Figure dataset records:
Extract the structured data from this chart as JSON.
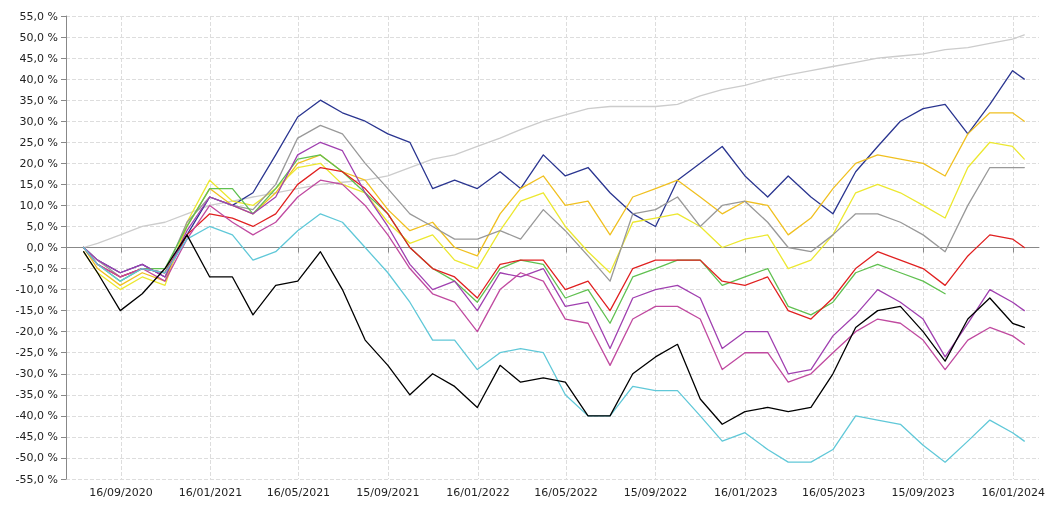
{
  "chart_data": {
    "type": "line",
    "x": [
      "2020-07-27",
      "2020-08-15",
      "2020-09-15",
      "2020-10-15",
      "2020-11-15",
      "2020-12-15",
      "2021-01-15",
      "2021-02-15",
      "2021-03-15",
      "2021-04-15",
      "2021-05-15",
      "2021-06-15",
      "2021-07-15",
      "2021-08-15",
      "2021-09-15",
      "2021-10-15",
      "2021-11-15",
      "2021-12-15",
      "2022-01-15",
      "2022-02-15",
      "2022-03-15",
      "2022-04-15",
      "2022-05-15",
      "2022-06-15",
      "2022-07-15",
      "2022-08-15",
      "2022-09-15",
      "2022-10-15",
      "2022-11-15",
      "2022-12-15",
      "2023-01-15",
      "2023-02-15",
      "2023-03-15",
      "2023-04-15",
      "2023-05-15",
      "2023-06-15",
      "2023-07-15",
      "2023-08-15",
      "2023-09-15",
      "2023-10-15",
      "2023-11-15",
      "2023-12-15",
      "2024-01-15",
      "2024-01-31"
    ],
    "series": [
      {
        "color": "#cccccc",
        "values": [
          0,
          1,
          3,
          5,
          6,
          8,
          10,
          11,
          12,
          13,
          14,
          15,
          15.5,
          16,
          17,
          19,
          21,
          22,
          24,
          26,
          28,
          30,
          31.5,
          33,
          33.5,
          33.5,
          33.5,
          34,
          36,
          37.5,
          38.5,
          40,
          41,
          42,
          43,
          44,
          45,
          45.5,
          46,
          47,
          47.5,
          48.5,
          49.5,
          50.5
        ]
      },
      {
        "color": "#2a3590",
        "values": [
          0,
          -3,
          -6,
          -4,
          -7,
          3,
          12,
          10,
          13,
          22,
          31,
          35,
          32,
          30,
          27,
          25,
          14,
          16,
          14,
          18,
          14,
          22,
          17,
          19,
          13,
          8,
          5,
          16,
          20,
          24,
          17,
          12,
          17,
          12,
          8,
          18,
          24,
          30,
          33,
          34,
          27,
          34,
          42,
          40
        ]
      },
      {
        "color": "#f0c020",
        "values": [
          0,
          -5,
          -9,
          -6,
          -8,
          5,
          14,
          10,
          8,
          13,
          20,
          22,
          18,
          16,
          9,
          4,
          6,
          0,
          -2,
          8,
          14,
          17,
          10,
          11,
          3,
          12,
          14,
          16,
          12,
          8,
          11,
          10,
          3,
          7,
          14,
          20,
          22,
          21,
          20,
          17,
          27,
          32,
          32,
          30
        ]
      },
      {
        "color": "#ece830",
        "values": [
          -1,
          -6,
          -10,
          -7,
          -9,
          6,
          16,
          11,
          10,
          14,
          19,
          20,
          15,
          13,
          6,
          1,
          3,
          -3,
          -5,
          4,
          11,
          13,
          5,
          -1,
          -6,
          6,
          7,
          8,
          5,
          0,
          2,
          3,
          -5,
          -3,
          3,
          13,
          15,
          13,
          10,
          7,
          19,
          25,
          24,
          21
        ]
      },
      {
        "color": "#999999",
        "values": [
          0,
          -3,
          -7,
          -5,
          -6,
          6,
          12,
          10,
          9,
          15,
          26,
          29,
          27,
          20,
          14,
          8,
          5,
          2,
          2,
          4,
          2,
          9,
          4,
          -2,
          -8,
          8,
          9,
          12,
          5,
          10,
          11,
          6,
          0,
          -1,
          3,
          8,
          8,
          6,
          3,
          -1,
          10,
          19,
          19,
          19
        ]
      },
      {
        "color": "#60c050",
        "values": [
          0,
          -4,
          -8,
          -5,
          -5,
          5,
          14,
          14,
          8,
          14,
          21,
          22,
          18,
          13,
          8,
          0,
          -5,
          -8,
          -13,
          -5,
          -3,
          -4,
          -12,
          -10,
          -18,
          -7,
          -5,
          -3,
          -3,
          -9,
          -7,
          -5,
          -14,
          -16,
          -13,
          -6,
          -4,
          -6,
          -8,
          -11,
          null,
          null,
          null,
          null
        ]
      },
      {
        "color": "#e02020",
        "values": [
          0,
          -4,
          -7,
          -5,
          -6,
          3,
          8,
          7,
          5,
          8,
          15,
          19,
          18,
          14,
          8,
          0,
          -5,
          -7,
          -12,
          -4,
          -3,
          -3,
          -10,
          -8,
          -15,
          -5,
          -3,
          -3,
          -3,
          -8,
          -9,
          -7,
          -15,
          -17,
          -12,
          -5,
          -1,
          -3,
          -5,
          -9,
          -2,
          3,
          2,
          0
        ]
      },
      {
        "color": "#a040b0",
        "values": [
          0,
          -3,
          -6,
          -4,
          -7,
          4,
          12,
          10,
          8,
          12,
          22,
          25,
          23,
          13,
          5,
          -4,
          -10,
          -8,
          -15,
          -6,
          -7,
          -5,
          -14,
          -13,
          -24,
          -12,
          -10,
          -9,
          -12,
          -24,
          -20,
          -20,
          -30,
          -29,
          -21,
          -16,
          -10,
          -13,
          -17,
          -26,
          -18,
          -10,
          -13,
          -15
        ]
      },
      {
        "color": "#c04aa0",
        "values": [
          0,
          -4,
          -7,
          -5,
          -8,
          2,
          10,
          6,
          3,
          6,
          12,
          16,
          15,
          10,
          3,
          -5,
          -11,
          -13,
          -20,
          -10,
          -6,
          -8,
          -17,
          -18,
          -28,
          -17,
          -14,
          -14,
          -17,
          -29,
          -25,
          -25,
          -32,
          -30,
          -25,
          -20,
          -17,
          -18,
          -22,
          -29,
          -22,
          -19,
          -21,
          -23
        ]
      },
      {
        "color": "#60c8d8",
        "values": [
          0,
          -4,
          -8,
          -5,
          -6,
          2,
          5,
          3,
          -3,
          -1,
          4,
          8,
          6,
          0,
          -6,
          -13,
          -22,
          -22,
          -29,
          -25,
          -24,
          -25,
          -35,
          -40,
          -40,
          -33,
          -34,
          -34,
          -40,
          -46,
          -44,
          -48,
          -51,
          -51,
          -48,
          -40,
          -41,
          -42,
          -47,
          -51,
          -46,
          -41,
          -44,
          -46
        ]
      },
      {
        "color": "#000000",
        "values": [
          -1,
          -6,
          -15,
          -11,
          -5,
          3,
          -7,
          -7,
          -16,
          -9,
          -8,
          -1,
          -10,
          -22,
          -28,
          -35,
          -30,
          -33,
          -38,
          -28,
          -32,
          -31,
          -32,
          -40,
          -40,
          -30,
          -26,
          -23,
          -36,
          -42,
          -39,
          -38,
          -39,
          -38,
          -30,
          -19,
          -15,
          -14,
          -20,
          -27,
          -17,
          -12,
          -18,
          -19
        ]
      }
    ],
    "xlim": [
      "2020-07-03",
      "2024-02-20"
    ],
    "xticks": [
      {
        "value": "2020-09-16",
        "label": "16/09/2020"
      },
      {
        "value": "2021-01-16",
        "label": "16/01/2021"
      },
      {
        "value": "2021-05-16",
        "label": "16/05/2021"
      },
      {
        "value": "2021-09-15",
        "label": "15/09/2021"
      },
      {
        "value": "2022-01-16",
        "label": "16/01/2022"
      },
      {
        "value": "2022-05-16",
        "label": "16/05/2022"
      },
      {
        "value": "2022-09-15",
        "label": "15/09/2022"
      },
      {
        "value": "2023-01-16",
        "label": "16/01/2023"
      },
      {
        "value": "2023-05-16",
        "label": "16/05/2023"
      },
      {
        "value": "2023-09-15",
        "label": "15/09/2023"
      },
      {
        "value": "2024-01-16",
        "label": "16/01/2024"
      }
    ],
    "ylim": [
      -55,
      55
    ],
    "yticks": [
      {
        "value": -55,
        "label": "-55,0 %"
      },
      {
        "value": -50,
        "label": "-50,0 %"
      },
      {
        "value": -45,
        "label": "-45,0 %"
      },
      {
        "value": -40,
        "label": "-40,0 %"
      },
      {
        "value": -35,
        "label": "-35,0 %"
      },
      {
        "value": -30,
        "label": "-30,0 %"
      },
      {
        "value": -25,
        "label": "-25,0 %"
      },
      {
        "value": -20,
        "label": "-20,0 %"
      },
      {
        "value": -15,
        "label": "-15,0 %"
      },
      {
        "value": -10,
        "label": "-10,0 %"
      },
      {
        "value": -5,
        "label": "-5,0 %"
      },
      {
        "value": 0,
        "label": "0,0 %"
      },
      {
        "value": 5,
        "label": "5,0 %"
      },
      {
        "value": 10,
        "label": "10,0 %"
      },
      {
        "value": 15,
        "label": "15,0 %"
      },
      {
        "value": 20,
        "label": "20,0 %"
      },
      {
        "value": 25,
        "label": "25,0 %"
      },
      {
        "value": 30,
        "label": "30,0 %"
      },
      {
        "value": 35,
        "label": "35,0 %"
      },
      {
        "value": 40,
        "label": "40,0 %"
      },
      {
        "value": 45,
        "label": "45,0 %"
      },
      {
        "value": 50,
        "label": "50,0 %"
      },
      {
        "value": 55,
        "label": "55,0 %"
      }
    ],
    "grid": true,
    "marker": "none"
  }
}
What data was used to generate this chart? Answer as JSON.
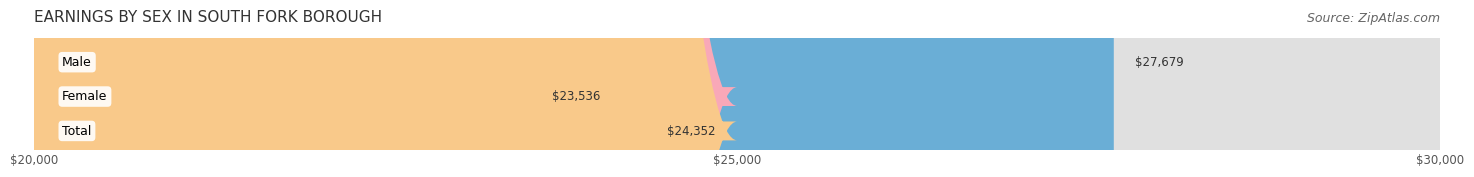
{
  "title": "EARNINGS BY SEX IN SOUTH FORK BOROUGH",
  "source": "Source: ZipAtlas.com",
  "categories": [
    "Male",
    "Female",
    "Total"
  ],
  "values": [
    27679,
    23536,
    24352
  ],
  "bar_colors": [
    "#6aaed6",
    "#f9a8b8",
    "#f9c98a"
  ],
  "value_labels": [
    "$27,679",
    "$23,536",
    "$24,352"
  ],
  "bar_bg_color": "#e0e0e0",
  "xmin": 20000,
  "xmax": 30000,
  "xticks": [
    20000,
    25000,
    30000
  ],
  "xtick_labels": [
    "$20,000",
    "$25,000",
    "$30,000"
  ],
  "background_color": "#ffffff",
  "title_fontsize": 11,
  "source_fontsize": 9
}
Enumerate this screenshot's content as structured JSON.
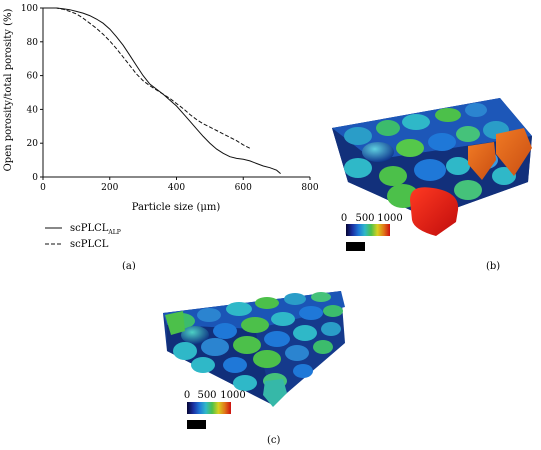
{
  "chart_data": [
    {
      "type": "line",
      "panel": "(a)",
      "title": "",
      "xlabel": "Particle size (μm)",
      "ylabel": "Open porosity/total porosity (%)",
      "xlim": [
        0,
        800
      ],
      "ylim": [
        0,
        100
      ],
      "xticks": [
        0,
        200,
        400,
        600,
        800
      ],
      "yticks": [
        0,
        20,
        40,
        60,
        80,
        100
      ],
      "grid": false,
      "legend_position": "below-left",
      "series": [
        {
          "name": "scPLCL",
          "name_subscript": "ALP",
          "line_style": "solid",
          "x": [
            0,
            40,
            60,
            80,
            100,
            120,
            140,
            160,
            180,
            200,
            220,
            240,
            260,
            280,
            300,
            320,
            340,
            360,
            380,
            400,
            420,
            440,
            460,
            480,
            500,
            520,
            540,
            560,
            580,
            600,
            620,
            640,
            660,
            680,
            700,
            712
          ],
          "y": [
            100,
            100,
            99.6,
            99,
            98,
            97,
            95.5,
            93.5,
            91,
            87.5,
            83,
            78,
            72,
            66,
            60,
            55,
            52,
            49,
            45.5,
            42,
            37.5,
            33,
            28.5,
            24,
            20,
            16.5,
            14,
            12,
            11,
            10.5,
            9.5,
            8,
            6.5,
            5.5,
            4,
            2
          ]
        },
        {
          "name": "scPLCL",
          "line_style": "dashed",
          "x": [
            0,
            40,
            60,
            80,
            100,
            120,
            140,
            160,
            180,
            200,
            220,
            240,
            260,
            280,
            300,
            320,
            340,
            360,
            380,
            400,
            420,
            440,
            460,
            480,
            500,
            520,
            540,
            560,
            580,
            600,
            620
          ],
          "y": [
            100,
            100,
            99.3,
            98,
            96.5,
            94,
            91,
            88,
            84.5,
            80.5,
            76,
            71,
            66,
            61,
            57,
            54,
            51.5,
            49,
            46.5,
            43.5,
            40.5,
            37,
            34,
            31.5,
            29.5,
            27.5,
            25.5,
            23.5,
            21.5,
            19,
            17
          ]
        }
      ]
    }
  ],
  "panels": {
    "a_label": "(a)",
    "b_label": "(b)",
    "c_label": "(c)"
  },
  "colorbar": {
    "tick_min": "0",
    "tick_mid": "500",
    "tick_max": "1000",
    "colors": [
      "#050533",
      "#1a2fa0",
      "#1f78d8",
      "#2fb8c8",
      "#4cc04a",
      "#d8d020",
      "#e07818",
      "#cc1010"
    ]
  },
  "scale_bar_color": "#000000"
}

● AIM OF THE EXERCISE: Using the material above, copy every line in which the string "this" occurs.

● EXERCISE OUTPUT:
Extract the structured data from this chart as JSON.
What data was used to generate this chart? Answer as JSON.
Enumerate this screenshot's content as structured JSON.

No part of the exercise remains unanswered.